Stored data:
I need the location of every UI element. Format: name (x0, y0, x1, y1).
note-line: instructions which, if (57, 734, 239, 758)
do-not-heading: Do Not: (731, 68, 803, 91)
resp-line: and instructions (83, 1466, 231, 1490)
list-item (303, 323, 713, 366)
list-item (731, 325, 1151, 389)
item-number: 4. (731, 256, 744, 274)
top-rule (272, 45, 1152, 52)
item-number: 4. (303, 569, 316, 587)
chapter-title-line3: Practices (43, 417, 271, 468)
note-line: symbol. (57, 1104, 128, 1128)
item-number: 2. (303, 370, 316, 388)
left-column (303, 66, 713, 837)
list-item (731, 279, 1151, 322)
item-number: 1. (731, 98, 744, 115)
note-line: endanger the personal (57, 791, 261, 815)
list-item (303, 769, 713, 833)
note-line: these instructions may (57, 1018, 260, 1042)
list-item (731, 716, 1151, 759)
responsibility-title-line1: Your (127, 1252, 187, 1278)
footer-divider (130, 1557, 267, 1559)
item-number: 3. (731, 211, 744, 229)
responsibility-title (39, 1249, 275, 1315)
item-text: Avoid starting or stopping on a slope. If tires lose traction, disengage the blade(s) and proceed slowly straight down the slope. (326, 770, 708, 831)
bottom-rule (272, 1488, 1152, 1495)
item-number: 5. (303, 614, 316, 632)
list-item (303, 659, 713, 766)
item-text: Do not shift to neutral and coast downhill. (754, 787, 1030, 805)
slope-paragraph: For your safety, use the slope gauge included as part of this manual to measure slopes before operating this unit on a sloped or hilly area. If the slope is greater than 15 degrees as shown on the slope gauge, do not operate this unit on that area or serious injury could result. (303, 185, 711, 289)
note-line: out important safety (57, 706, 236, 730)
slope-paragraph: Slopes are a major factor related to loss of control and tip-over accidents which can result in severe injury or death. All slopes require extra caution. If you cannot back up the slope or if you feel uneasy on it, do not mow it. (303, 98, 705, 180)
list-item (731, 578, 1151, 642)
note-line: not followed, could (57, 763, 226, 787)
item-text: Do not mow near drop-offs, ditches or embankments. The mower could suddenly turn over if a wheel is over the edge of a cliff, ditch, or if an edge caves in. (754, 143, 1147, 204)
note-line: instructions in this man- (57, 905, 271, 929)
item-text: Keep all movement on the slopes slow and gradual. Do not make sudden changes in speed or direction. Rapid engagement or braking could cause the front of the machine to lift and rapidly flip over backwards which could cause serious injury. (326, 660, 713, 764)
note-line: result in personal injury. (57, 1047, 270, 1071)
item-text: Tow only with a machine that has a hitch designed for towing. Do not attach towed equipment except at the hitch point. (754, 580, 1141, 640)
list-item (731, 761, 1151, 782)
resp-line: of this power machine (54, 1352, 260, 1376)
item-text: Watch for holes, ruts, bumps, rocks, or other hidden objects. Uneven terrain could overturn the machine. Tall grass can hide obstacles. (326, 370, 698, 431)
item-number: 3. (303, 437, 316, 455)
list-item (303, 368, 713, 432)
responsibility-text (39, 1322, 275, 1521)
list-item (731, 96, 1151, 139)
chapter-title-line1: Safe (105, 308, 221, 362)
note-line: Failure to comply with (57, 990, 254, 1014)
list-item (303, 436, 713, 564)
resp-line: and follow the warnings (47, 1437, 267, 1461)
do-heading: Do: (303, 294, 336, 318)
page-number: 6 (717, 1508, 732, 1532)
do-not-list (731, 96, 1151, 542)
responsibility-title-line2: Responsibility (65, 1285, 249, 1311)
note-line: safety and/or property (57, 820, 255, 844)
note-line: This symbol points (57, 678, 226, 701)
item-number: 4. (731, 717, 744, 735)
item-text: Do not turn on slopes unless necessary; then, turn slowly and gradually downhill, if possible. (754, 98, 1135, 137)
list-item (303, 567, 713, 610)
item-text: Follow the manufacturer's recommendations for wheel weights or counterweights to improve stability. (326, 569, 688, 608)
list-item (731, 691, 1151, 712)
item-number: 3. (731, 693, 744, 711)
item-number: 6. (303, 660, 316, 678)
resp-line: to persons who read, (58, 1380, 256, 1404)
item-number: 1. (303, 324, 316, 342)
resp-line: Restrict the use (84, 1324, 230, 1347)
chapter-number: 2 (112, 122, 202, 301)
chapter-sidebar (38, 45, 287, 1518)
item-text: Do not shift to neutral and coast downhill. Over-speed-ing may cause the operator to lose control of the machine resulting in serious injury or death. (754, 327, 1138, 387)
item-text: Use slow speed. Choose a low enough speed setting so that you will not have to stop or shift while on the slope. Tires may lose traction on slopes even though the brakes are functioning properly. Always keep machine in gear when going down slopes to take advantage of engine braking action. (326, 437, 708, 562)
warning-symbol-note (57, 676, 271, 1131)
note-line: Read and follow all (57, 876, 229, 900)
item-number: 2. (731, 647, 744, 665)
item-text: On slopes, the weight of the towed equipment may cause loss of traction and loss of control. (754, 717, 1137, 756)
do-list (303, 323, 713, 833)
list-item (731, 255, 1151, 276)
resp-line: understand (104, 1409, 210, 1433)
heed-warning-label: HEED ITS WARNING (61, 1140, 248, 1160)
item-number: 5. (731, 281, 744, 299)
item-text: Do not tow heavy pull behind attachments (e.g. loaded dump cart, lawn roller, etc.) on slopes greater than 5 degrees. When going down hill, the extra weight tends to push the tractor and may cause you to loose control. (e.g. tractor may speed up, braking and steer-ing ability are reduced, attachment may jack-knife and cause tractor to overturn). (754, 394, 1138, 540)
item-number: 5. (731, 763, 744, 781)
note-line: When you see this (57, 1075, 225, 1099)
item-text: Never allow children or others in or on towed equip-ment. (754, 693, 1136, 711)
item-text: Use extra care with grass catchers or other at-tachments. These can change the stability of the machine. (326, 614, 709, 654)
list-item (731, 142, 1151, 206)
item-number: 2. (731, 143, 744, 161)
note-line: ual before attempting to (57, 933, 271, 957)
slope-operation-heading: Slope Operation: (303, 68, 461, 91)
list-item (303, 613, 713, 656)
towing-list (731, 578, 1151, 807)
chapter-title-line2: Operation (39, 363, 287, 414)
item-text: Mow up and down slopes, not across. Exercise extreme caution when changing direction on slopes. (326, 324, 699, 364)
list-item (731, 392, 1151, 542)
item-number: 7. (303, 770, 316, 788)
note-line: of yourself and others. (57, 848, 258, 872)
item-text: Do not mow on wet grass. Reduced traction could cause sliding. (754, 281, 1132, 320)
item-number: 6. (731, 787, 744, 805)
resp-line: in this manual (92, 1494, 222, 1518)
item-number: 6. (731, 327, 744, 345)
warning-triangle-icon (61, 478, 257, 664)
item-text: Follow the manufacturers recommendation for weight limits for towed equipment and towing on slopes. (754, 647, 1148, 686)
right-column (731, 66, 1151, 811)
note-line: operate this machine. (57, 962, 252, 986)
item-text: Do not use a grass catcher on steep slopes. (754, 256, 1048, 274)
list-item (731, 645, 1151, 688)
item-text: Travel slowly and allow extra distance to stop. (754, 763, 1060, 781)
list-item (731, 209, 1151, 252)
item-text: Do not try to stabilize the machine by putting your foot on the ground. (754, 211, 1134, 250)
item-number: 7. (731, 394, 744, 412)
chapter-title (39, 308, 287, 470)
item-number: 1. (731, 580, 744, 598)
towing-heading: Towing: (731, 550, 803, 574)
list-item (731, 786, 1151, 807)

EXERCISE: Repeat every line of the data above exactly, from start to finish.

COMPLETE ANSWER:
I need the location of every UI element. Format: name (x0, y0, x1, y1).
note-line: instructions which, if (57, 734, 239, 758)
do-not-heading: Do Not: (731, 68, 803, 91)
resp-line: and instructions (83, 1466, 231, 1490)
list-item (303, 323, 713, 366)
list-item (731, 325, 1151, 389)
item-number: 4. (731, 256, 744, 274)
top-rule (272, 45, 1152, 52)
item-number: 4. (303, 569, 316, 587)
chapter-title-line3: Practices (43, 417, 271, 468)
note-line: symbol. (57, 1104, 128, 1128)
item-number: 2. (303, 370, 316, 388)
left-column (303, 66, 713, 837)
list-item (731, 279, 1151, 322)
item-number: 1. (731, 98, 744, 115)
note-line: endanger the personal (57, 791, 261, 815)
list-item (303, 769, 713, 833)
note-line: these instructions may (57, 1018, 260, 1042)
list-item (731, 716, 1151, 759)
responsibility-title-line1: Your (127, 1252, 187, 1278)
footer-divider (130, 1557, 267, 1559)
item-number: 3. (731, 211, 744, 229)
responsibility-title (39, 1249, 275, 1315)
item-text: Avoid starting or stopping on a slope. If tires lose traction, disengage the blade(s) and proceed slowly straight down the slope. (326, 770, 708, 831)
bottom-rule (272, 1488, 1152, 1495)
item-number: 5. (303, 614, 316, 632)
list-item (303, 659, 713, 766)
item-text: Do not shift to neutral and coast downhill. (754, 787, 1030, 805)
slope-paragraph: For your safety, use the slope gauge included as part of this manual to measure slopes before operating this unit on a sloped or hilly area. If the slope is greater than 15 degrees as shown on the slope gauge, do not operate this unit on that area or serious injury could result. (303, 185, 711, 289)
note-line: out important safety (57, 706, 236, 730)
slope-paragraph: Slopes are a major factor related to loss of control and tip-over accidents which can result in severe injury or death. All slopes require extra caution. If you cannot back up the slope or if you feel uneasy on it, do not mow it. (303, 98, 705, 180)
list-item (731, 578, 1151, 642)
note-line: not followed, could (57, 763, 226, 787)
item-text: Do not mow near drop-offs, ditches or embankments. The mower could suddenly turn over if a wheel is over the edge of a cliff, ditch, or if an edge caves in. (754, 143, 1147, 204)
note-line: instructions in this man- (57, 905, 271, 929)
item-text: Keep all movement on the slopes slow and gradual. Do not make sudden changes in speed or direction. Rapid engagement or braking could cause the front of the machine to lift and rapidly flip over backwards which could cause serious injury. (326, 660, 713, 764)
note-line: result in personal injury. (57, 1047, 270, 1071)
item-text: Tow only with a machine that has a hitch designed for towing. Do not attach towed equipment except at the hitch point. (754, 580, 1141, 640)
list-item (731, 761, 1151, 782)
resp-line: of this power machine (54, 1352, 260, 1376)
item-text: Watch for holes, ruts, bumps, rocks, or other hidden objects. Uneven terrain could overturn the machine. Tall grass can hide obstacles. (326, 370, 698, 431)
item-number: 3. (303, 437, 316, 455)
list-item (303, 368, 713, 432)
responsibility-text (39, 1322, 275, 1521)
list-item (731, 96, 1151, 139)
chapter-title-line1: Safe (105, 308, 221, 362)
note-line: Failure to comply with (57, 990, 254, 1014)
list-item (303, 436, 713, 564)
resp-line: and follow the warnings (47, 1437, 267, 1461)
do-heading: Do: (303, 294, 336, 318)
page-number: 6 (717, 1508, 732, 1532)
do-not-list (731, 96, 1151, 542)
responsibility-title-line2: Responsibility (65, 1285, 249, 1311)
note-line: safety and/or property (57, 820, 255, 844)
note-line: This symbol points (57, 678, 226, 701)
item-number: 4. (731, 717, 744, 735)
item-text: Do not turn on slopes unless necessary; then, turn slowly and gradually downhill, if possible. (754, 98, 1135, 137)
list-item (303, 567, 713, 610)
item-text: Follow the manufacturer's recommendations for wheel weights or counterweights to improve stability. (326, 569, 688, 608)
list-item (731, 691, 1151, 712)
item-number: 3. (731, 693, 744, 711)
item-number: 6. (303, 660, 316, 678)
resp-line: to persons who read, (58, 1380, 256, 1404)
item-number: 1. (303, 324, 316, 342)
resp-line: Restrict the use (84, 1324, 230, 1347)
chapter-number: 2 (112, 122, 202, 301)
chapter-sidebar (38, 45, 287, 1518)
item-text: Do not shift to neutral and coast downhill. Over-speed-ing may cause the operator to lose control of the machine resulting in serious injury or death. (754, 327, 1138, 387)
item-text: Use slow speed. Choose a low enough speed setting so that you will not have to stop or shift while on the slope. Tires may lose traction on slopes even though the brakes are functioning properly. Always keep machine in gear when going down slopes to take advantage of engine braking action. (326, 437, 708, 562)
warning-symbol-note (57, 676, 271, 1131)
note-line: Read and follow all (57, 876, 229, 900)
item-number: 2. (731, 647, 744, 665)
item-text: On slopes, the weight of the towed equipment may cause loss of traction and loss of control. (754, 717, 1137, 756)
do-list (303, 323, 713, 833)
list-item (731, 255, 1151, 276)
resp-line: understand (104, 1409, 210, 1433)
heed-warning-label: HEED ITS WARNING (61, 1140, 248, 1160)
item-number: 5. (731, 281, 744, 299)
item-text: Do not tow heavy pull behind attachments (e.g. loaded dump cart, lawn roller, etc.) on slopes greater than 5 degrees. When going down hill, the extra weight tends to push the tractor and may cause you to loose control. (e.g. tractor may speed up, braking and steer-ing ability are reduced, attachment may jack-knife and cause tractor to overturn). (754, 394, 1138, 540)
item-number: 5. (731, 763, 744, 781)
note-line: When you see this (57, 1075, 225, 1099)
item-text: Never allow children or others in or on towed equip-ment. (754, 693, 1136, 711)
item-text: Use extra care with grass catchers or other at-tachments. These can change the stability of the machine. (326, 614, 709, 654)
list-item (731, 142, 1151, 206)
item-number: 2. (731, 143, 744, 161)
note-line: ual before attempting to (57, 933, 271, 957)
slope-operation-heading: Slope Operation: (303, 68, 461, 91)
list-item (303, 613, 713, 656)
towing-list (731, 578, 1151, 807)
chapter-title-line2: Operation (39, 363, 287, 414)
item-text: Mow up and down slopes, not across. Exercise extreme caution when changing direction on slopes. (326, 324, 699, 364)
list-item (731, 392, 1151, 542)
item-number: 7. (303, 770, 316, 788)
note-line: of yourself and others. (57, 848, 258, 872)
item-text: Do not mow on wet grass. Reduced traction could cause sliding. (754, 281, 1132, 320)
item-number: 6. (731, 787, 744, 805)
resp-line: in this manual (92, 1494, 222, 1518)
item-number: 6. (731, 327, 744, 345)
warning-triangle-icon (61, 478, 257, 664)
item-text: Follow the manufacturers recommendation for weight limits for towed equipment and towing on slopes. (754, 647, 1148, 686)
right-column (731, 66, 1151, 811)
note-line: operate this machine. (57, 962, 252, 986)
item-text: Do not use a grass catcher on steep slopes. (754, 256, 1048, 274)
list-item (731, 645, 1151, 688)
item-text: Travel slowly and allow extra distance to stop. (754, 763, 1060, 781)
list-item (731, 209, 1151, 252)
item-text: Do not try to stabilize the machine by putting your foot on the ground. (754, 211, 1134, 250)
item-number: 7. (731, 394, 744, 412)
chapter-title (39, 308, 287, 470)
item-number: 1. (731, 580, 744, 598)
towing-heading: Towing: (731, 550, 803, 574)
list-item (731, 786, 1151, 807)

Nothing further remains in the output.